(Chart and figure data)
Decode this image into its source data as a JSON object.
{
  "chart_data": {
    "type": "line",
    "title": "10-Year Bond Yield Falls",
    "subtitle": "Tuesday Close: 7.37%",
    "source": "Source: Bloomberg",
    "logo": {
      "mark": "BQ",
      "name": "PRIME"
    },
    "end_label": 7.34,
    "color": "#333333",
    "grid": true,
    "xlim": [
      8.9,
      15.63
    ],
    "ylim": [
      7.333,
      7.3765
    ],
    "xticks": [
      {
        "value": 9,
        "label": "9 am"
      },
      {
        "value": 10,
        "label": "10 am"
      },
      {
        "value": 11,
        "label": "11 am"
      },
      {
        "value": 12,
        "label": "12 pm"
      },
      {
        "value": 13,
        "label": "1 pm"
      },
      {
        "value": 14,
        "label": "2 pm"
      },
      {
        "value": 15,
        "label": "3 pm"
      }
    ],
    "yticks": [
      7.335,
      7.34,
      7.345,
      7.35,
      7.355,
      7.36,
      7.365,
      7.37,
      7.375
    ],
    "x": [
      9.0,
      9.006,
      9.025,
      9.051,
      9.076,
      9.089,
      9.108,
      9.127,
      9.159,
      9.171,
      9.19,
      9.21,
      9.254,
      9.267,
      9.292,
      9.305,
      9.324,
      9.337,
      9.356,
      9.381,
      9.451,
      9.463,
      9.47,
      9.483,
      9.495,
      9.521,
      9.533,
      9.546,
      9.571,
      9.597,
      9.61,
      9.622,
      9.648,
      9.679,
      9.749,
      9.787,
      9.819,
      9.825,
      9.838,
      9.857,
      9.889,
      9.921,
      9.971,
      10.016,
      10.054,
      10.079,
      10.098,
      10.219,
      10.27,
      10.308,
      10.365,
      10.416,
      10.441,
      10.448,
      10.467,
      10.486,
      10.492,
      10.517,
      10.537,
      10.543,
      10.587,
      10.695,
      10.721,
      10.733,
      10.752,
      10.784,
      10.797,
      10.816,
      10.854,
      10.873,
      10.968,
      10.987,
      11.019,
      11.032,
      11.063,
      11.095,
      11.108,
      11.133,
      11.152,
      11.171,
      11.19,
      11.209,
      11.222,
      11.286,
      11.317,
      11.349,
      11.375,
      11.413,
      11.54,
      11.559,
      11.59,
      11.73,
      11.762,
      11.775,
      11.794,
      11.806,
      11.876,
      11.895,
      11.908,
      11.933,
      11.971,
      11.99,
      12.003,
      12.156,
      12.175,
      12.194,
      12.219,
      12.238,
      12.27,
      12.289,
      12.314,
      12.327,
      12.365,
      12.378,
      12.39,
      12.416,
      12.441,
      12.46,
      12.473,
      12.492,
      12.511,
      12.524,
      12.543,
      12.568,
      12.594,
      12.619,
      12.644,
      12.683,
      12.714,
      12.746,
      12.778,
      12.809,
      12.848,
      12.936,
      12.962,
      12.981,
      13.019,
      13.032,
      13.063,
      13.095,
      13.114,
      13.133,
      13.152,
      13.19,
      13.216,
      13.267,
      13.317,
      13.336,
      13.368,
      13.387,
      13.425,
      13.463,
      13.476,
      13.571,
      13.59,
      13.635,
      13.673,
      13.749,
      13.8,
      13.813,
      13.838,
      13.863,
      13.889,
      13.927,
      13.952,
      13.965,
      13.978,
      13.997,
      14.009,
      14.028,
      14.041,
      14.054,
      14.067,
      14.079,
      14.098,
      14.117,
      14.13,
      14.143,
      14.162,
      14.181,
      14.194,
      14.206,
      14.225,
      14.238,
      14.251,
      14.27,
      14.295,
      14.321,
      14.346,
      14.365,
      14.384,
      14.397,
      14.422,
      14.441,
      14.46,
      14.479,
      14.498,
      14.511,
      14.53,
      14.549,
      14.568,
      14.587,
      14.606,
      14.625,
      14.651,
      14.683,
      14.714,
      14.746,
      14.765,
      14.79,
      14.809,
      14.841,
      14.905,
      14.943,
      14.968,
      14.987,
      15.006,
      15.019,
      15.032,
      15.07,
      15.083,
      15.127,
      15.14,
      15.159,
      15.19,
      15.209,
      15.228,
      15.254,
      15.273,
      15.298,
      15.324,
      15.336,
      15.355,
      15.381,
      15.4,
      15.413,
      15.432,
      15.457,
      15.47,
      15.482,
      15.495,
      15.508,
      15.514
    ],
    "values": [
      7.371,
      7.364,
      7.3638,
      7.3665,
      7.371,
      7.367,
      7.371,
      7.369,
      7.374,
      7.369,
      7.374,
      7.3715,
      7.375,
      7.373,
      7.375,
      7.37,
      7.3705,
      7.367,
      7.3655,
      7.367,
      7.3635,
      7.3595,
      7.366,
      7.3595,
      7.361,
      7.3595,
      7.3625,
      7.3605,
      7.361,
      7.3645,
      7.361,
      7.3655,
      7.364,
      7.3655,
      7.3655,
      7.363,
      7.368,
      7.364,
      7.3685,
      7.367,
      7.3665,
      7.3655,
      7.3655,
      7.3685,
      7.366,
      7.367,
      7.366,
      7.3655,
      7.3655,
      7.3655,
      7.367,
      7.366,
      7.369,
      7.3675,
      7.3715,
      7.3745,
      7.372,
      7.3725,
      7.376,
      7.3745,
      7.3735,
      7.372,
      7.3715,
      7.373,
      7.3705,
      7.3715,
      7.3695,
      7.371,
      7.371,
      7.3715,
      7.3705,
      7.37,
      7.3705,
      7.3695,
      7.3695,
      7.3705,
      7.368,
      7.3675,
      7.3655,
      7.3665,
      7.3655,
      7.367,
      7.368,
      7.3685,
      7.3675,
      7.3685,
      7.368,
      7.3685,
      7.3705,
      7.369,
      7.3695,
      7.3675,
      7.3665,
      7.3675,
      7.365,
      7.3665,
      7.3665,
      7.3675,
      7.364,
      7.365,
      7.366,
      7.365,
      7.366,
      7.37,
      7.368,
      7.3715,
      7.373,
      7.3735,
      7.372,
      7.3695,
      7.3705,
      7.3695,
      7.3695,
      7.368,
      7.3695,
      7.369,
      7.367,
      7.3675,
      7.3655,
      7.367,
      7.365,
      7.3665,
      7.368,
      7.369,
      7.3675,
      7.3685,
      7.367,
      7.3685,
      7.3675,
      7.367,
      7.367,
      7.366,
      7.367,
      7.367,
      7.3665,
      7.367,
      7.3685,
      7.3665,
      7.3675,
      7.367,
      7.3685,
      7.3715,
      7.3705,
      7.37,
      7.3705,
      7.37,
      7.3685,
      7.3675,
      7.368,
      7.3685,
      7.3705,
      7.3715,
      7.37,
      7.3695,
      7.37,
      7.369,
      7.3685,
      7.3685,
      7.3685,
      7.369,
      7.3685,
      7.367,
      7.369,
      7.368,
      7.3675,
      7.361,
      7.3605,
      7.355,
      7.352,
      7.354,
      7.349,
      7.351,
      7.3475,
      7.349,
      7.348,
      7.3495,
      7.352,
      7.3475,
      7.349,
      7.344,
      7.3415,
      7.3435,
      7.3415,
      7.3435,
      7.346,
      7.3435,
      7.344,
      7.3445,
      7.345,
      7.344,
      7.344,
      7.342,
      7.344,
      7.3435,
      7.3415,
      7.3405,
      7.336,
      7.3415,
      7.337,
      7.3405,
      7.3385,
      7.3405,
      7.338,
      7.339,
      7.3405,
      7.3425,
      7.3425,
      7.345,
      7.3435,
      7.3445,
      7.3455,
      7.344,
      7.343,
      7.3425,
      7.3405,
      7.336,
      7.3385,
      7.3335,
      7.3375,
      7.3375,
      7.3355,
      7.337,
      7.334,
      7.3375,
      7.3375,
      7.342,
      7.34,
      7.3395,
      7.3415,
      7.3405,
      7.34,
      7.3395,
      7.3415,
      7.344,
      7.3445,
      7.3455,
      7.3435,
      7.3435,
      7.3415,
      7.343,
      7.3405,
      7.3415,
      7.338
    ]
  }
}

### Description of the task
Extract all lines containing the word "source".

### Task result
Decode this image into its source data as a JSON object.
    "source": "Source: Bloomberg",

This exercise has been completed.